Entries ▸
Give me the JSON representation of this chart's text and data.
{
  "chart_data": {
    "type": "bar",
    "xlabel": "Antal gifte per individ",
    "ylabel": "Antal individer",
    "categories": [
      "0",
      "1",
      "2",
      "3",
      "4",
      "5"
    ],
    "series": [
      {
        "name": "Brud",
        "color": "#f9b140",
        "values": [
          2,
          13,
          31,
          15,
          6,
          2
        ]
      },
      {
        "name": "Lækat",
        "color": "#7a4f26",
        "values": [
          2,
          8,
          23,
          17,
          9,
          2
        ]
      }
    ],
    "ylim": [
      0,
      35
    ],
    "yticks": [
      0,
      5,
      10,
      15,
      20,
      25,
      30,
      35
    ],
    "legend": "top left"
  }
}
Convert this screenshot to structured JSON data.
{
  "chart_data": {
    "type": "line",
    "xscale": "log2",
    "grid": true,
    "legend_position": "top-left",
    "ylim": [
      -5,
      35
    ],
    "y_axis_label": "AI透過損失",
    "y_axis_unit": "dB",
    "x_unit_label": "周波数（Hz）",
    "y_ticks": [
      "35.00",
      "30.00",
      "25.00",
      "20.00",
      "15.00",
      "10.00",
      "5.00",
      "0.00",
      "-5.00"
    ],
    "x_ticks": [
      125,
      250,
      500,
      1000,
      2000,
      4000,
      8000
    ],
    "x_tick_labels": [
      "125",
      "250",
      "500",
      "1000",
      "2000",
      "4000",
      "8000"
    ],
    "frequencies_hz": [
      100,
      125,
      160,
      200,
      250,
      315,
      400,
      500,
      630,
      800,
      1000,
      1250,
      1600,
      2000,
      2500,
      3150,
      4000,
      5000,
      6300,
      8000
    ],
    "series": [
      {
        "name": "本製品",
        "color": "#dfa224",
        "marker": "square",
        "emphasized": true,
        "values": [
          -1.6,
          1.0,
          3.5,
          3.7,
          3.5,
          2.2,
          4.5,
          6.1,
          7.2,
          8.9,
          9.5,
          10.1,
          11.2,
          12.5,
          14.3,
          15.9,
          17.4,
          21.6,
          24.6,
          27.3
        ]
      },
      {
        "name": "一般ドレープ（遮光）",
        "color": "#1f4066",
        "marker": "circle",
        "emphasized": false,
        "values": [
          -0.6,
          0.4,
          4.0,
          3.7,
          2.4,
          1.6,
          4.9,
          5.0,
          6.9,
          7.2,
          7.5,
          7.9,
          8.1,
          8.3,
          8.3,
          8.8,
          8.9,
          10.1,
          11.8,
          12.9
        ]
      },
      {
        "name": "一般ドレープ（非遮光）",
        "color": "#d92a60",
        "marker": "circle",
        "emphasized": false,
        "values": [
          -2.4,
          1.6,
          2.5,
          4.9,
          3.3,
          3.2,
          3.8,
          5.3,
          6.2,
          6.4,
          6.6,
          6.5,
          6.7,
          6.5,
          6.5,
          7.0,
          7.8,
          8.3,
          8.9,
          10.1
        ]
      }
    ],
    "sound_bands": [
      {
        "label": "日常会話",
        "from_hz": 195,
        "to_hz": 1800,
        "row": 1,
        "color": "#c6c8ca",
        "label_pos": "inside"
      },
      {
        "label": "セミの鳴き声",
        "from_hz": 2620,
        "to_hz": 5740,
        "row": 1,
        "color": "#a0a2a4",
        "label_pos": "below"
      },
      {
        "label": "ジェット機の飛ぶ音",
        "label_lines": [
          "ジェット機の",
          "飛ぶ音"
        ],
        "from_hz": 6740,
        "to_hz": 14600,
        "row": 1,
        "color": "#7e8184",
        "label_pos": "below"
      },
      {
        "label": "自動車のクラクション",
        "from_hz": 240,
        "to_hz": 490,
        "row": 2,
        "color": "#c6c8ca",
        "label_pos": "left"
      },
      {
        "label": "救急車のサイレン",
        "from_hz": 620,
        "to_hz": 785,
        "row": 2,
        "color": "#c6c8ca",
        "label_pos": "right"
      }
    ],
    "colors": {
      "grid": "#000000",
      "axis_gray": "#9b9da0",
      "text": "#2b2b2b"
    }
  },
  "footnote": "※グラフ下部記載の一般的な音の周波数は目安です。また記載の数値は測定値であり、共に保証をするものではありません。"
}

Given request ▸
Print the material verbatim, all of it.

Final result ▸
Give me the JSON representation of this chart's text and data.
{
  "chart_data": {
    "type": "bar",
    "xlabel": "Antal gifte per individ",
    "ylabel": "Antal individer",
    "categories": [
      "0",
      "1",
      "2",
      "3",
      "4",
      "5"
    ],
    "series": [
      {
        "name": "Brud",
        "color": "#f9b140",
        "values": [
          2,
          13,
          31,
          15,
          6,
          2
        ]
      },
      {
        "name": "Lækat",
        "color": "#7a4f26",
        "values": [
          2,
          8,
          23,
          17,
          9,
          2
        ]
      }
    ],
    "ylim": [
      0,
      35
    ],
    "yticks": [
      0,
      5,
      10,
      15,
      20,
      25,
      30,
      35
    ],
    "legend": "top left"
  }
}
Convert this screenshot to structured JSON data.
{
  "chart_data": {
    "type": "line",
    "xscale": "log2",
    "grid": true,
    "legend_position": "top-left",
    "ylim": [
      -5,
      35
    ],
    "y_axis_label": "AI透過損失",
    "y_axis_unit": "dB",
    "x_unit_label": "周波数（Hz）",
    "y_ticks": [
      "35.00",
      "30.00",
      "25.00",
      "20.00",
      "15.00",
      "10.00",
      "5.00",
      "0.00",
      "-5.00"
    ],
    "x_ticks": [
      125,
      250,
      500,
      1000,
      2000,
      4000,
      8000
    ],
    "x_tick_labels": [
      "125",
      "250",
      "500",
      "1000",
      "2000",
      "4000",
      "8000"
    ],
    "frequencies_hz": [
      100,
      125,
      160,
      200,
      250,
      315,
      400,
      500,
      630,
      800,
      1000,
      1250,
      1600,
      2000,
      2500,
      3150,
      4000,
      5000,
      6300,
      8000
    ],
    "series": [
      {
        "name": "本製品",
        "color": "#dfa224",
        "marker": "square",
        "emphasized": true,
        "values": [
          -1.6,
          1.0,
          3.5,
          3.7,
          3.5,
          2.2,
          4.5,
          6.1,
          7.2,
          8.9,
          9.5,
          10.1,
          11.2,
          12.5,
          14.3,
          15.9,
          17.4,
          21.6,
          24.6,
          27.3
        ]
      },
      {
        "name": "一般ドレープ（遮光）",
        "color": "#1f4066",
        "marker": "circle",
        "emphasized": false,
        "values": [
          -0.6,
          0.4,
          4.0,
          3.7,
          2.4,
          1.6,
          4.9,
          5.0,
          6.9,
          7.2,
          7.5,
          7.9,
          8.1,
          8.3,
          8.3,
          8.8,
          8.9,
          10.1,
          11.8,
          12.9
        ]
      },
      {
        "name": "一般ドレープ（非遮光）",
        "color": "#d92a60",
        "marker": "circle",
        "emphasized": false,
        "values": [
          -2.4,
          1.6,
          2.5,
          4.9,
          3.3,
          3.2,
          3.8,
          5.3,
          6.2,
          6.4,
          6.6,
          6.5,
          6.7,
          6.5,
          6.5,
          7.0,
          7.8,
          8.3,
          8.9,
          10.1
        ]
      }
    ],
    "sound_bands": [
      {
        "label": "日常会話",
        "from_hz": 195,
        "to_hz": 1800,
        "row": 1,
        "color": "#c6c8ca",
        "label_pos": "inside"
      },
      {
        "label": "セミの鳴き声",
        "from_hz": 2620,
        "to_hz": 5740,
        "row": 1,
        "color": "#a0a2a4",
        "label_pos": "below"
      },
      {
        "label": "ジェット機の飛ぶ音",
        "label_lines": [
          "ジェット機の",
          "飛ぶ音"
        ],
        "from_hz": 6740,
        "to_hz": 14600,
        "row": 1,
        "color": "#7e8184",
        "label_pos": "below"
      },
      {
        "label": "自動車のクラクション",
        "from_hz": 240,
        "to_hz": 490,
        "row": 2,
        "color": "#c6c8ca",
        "label_pos": "left"
      },
      {
        "label": "救急車のサイレン",
        "from_hz": 620,
        "to_hz": 785,
        "row": 2,
        "color": "#c6c8ca",
        "label_pos": "right"
      }
    ],
    "colors": {
      "grid": "#000000",
      "axis_gray": "#9b9da0",
      "text": "#2b2b2b"
    }
  },
  "footnote": "※グラフ下部記載の一般的な音の周波数は目安です。また記載の数値は測定値であり、共に保証をするものではありません。"
}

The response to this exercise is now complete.